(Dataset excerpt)
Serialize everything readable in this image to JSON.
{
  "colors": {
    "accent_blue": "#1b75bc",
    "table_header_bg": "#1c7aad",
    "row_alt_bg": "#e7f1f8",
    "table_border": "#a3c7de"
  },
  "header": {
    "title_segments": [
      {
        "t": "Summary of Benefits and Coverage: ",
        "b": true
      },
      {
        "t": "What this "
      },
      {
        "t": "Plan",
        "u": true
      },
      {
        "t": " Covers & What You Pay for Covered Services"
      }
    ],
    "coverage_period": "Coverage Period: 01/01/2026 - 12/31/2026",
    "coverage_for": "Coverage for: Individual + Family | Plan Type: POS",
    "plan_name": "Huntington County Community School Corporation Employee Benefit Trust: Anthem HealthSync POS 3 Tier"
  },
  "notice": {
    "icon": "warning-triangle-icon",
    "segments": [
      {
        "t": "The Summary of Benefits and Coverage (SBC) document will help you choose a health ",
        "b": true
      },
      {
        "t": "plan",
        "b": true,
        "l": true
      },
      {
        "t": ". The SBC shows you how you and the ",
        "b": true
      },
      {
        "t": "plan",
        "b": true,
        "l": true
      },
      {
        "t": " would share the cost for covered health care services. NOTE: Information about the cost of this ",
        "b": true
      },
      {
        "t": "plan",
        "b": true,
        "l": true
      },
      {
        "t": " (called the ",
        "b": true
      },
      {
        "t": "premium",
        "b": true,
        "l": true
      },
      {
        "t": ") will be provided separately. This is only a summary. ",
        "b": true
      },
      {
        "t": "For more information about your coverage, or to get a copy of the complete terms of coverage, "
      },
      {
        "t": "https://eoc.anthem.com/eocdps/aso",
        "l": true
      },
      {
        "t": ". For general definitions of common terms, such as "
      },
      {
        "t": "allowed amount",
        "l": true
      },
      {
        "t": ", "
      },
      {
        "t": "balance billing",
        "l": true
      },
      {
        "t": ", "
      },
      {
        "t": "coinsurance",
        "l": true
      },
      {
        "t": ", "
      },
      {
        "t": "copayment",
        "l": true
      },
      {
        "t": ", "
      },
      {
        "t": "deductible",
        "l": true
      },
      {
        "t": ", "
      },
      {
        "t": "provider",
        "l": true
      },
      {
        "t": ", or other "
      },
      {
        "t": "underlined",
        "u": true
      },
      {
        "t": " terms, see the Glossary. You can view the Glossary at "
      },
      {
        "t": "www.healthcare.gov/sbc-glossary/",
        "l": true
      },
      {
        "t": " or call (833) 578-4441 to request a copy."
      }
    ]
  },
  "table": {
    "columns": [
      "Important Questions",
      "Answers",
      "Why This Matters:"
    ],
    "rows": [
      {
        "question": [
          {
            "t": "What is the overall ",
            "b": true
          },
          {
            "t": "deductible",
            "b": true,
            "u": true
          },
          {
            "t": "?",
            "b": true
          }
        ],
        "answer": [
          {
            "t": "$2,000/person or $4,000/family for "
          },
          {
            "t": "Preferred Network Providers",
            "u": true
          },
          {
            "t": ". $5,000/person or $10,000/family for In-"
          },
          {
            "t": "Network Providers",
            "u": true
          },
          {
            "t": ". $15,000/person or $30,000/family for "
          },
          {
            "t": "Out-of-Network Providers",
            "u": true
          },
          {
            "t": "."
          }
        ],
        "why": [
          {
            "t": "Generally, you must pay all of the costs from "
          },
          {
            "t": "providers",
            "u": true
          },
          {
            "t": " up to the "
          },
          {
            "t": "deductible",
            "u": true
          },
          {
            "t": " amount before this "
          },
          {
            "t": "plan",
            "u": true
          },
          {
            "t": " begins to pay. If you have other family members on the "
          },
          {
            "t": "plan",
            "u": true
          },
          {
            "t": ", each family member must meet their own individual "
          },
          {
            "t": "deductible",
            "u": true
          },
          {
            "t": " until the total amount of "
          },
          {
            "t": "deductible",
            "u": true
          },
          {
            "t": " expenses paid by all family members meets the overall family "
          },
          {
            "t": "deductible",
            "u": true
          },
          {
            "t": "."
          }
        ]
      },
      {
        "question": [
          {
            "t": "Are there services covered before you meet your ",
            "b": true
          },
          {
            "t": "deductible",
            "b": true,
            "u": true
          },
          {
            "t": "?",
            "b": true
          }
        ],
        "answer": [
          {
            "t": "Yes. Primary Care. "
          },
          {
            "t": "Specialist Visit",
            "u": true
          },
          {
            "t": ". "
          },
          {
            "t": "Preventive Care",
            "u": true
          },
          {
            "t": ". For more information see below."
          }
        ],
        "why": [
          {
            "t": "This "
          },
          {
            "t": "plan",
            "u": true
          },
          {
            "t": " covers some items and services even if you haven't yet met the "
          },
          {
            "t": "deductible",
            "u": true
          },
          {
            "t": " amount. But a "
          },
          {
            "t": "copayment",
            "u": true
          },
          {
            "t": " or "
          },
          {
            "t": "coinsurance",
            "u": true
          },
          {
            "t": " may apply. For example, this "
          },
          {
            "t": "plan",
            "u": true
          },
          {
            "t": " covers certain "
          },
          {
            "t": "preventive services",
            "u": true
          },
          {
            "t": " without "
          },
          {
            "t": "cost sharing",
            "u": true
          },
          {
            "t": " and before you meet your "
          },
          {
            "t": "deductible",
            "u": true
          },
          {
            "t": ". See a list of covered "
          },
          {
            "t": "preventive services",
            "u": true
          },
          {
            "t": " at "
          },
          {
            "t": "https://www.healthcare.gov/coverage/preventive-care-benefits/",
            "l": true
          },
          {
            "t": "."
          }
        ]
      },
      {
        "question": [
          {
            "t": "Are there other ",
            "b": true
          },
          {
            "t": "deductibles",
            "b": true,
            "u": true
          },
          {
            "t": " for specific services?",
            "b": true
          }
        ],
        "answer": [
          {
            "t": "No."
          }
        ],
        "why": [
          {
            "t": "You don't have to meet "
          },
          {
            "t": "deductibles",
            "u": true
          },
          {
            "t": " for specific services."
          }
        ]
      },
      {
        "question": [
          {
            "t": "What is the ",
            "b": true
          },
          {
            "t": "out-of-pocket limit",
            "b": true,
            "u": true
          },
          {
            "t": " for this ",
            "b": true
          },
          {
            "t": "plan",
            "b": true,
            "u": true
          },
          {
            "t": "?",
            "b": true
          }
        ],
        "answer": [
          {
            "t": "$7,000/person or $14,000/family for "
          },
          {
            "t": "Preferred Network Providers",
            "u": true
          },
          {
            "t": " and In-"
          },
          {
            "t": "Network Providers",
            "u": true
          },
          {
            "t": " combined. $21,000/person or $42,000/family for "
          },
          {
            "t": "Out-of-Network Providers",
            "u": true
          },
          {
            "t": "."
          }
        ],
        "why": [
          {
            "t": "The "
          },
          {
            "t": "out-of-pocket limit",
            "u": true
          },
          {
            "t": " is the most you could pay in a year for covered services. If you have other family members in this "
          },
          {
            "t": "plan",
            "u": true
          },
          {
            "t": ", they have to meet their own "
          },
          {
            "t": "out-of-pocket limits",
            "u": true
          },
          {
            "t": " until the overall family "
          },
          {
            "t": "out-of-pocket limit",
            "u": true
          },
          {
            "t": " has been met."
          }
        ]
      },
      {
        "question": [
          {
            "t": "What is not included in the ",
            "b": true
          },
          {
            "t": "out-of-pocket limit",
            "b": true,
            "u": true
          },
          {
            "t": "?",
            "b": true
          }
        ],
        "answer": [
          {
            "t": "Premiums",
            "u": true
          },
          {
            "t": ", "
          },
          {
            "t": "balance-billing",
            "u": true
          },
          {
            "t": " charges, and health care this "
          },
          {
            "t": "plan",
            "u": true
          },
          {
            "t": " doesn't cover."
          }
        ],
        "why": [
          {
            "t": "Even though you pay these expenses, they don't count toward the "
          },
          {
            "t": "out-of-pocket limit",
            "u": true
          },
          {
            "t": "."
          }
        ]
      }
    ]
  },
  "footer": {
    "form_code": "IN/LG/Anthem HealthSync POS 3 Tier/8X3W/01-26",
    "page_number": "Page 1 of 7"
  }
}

• [What to do]: Each line in the listing above that contains "more" should be copied.

• [Response to this exercise]:
        "t": "For more information about your coverage, or to get a copy of the complete terms of coverage, "
            "t": ". For more information see below."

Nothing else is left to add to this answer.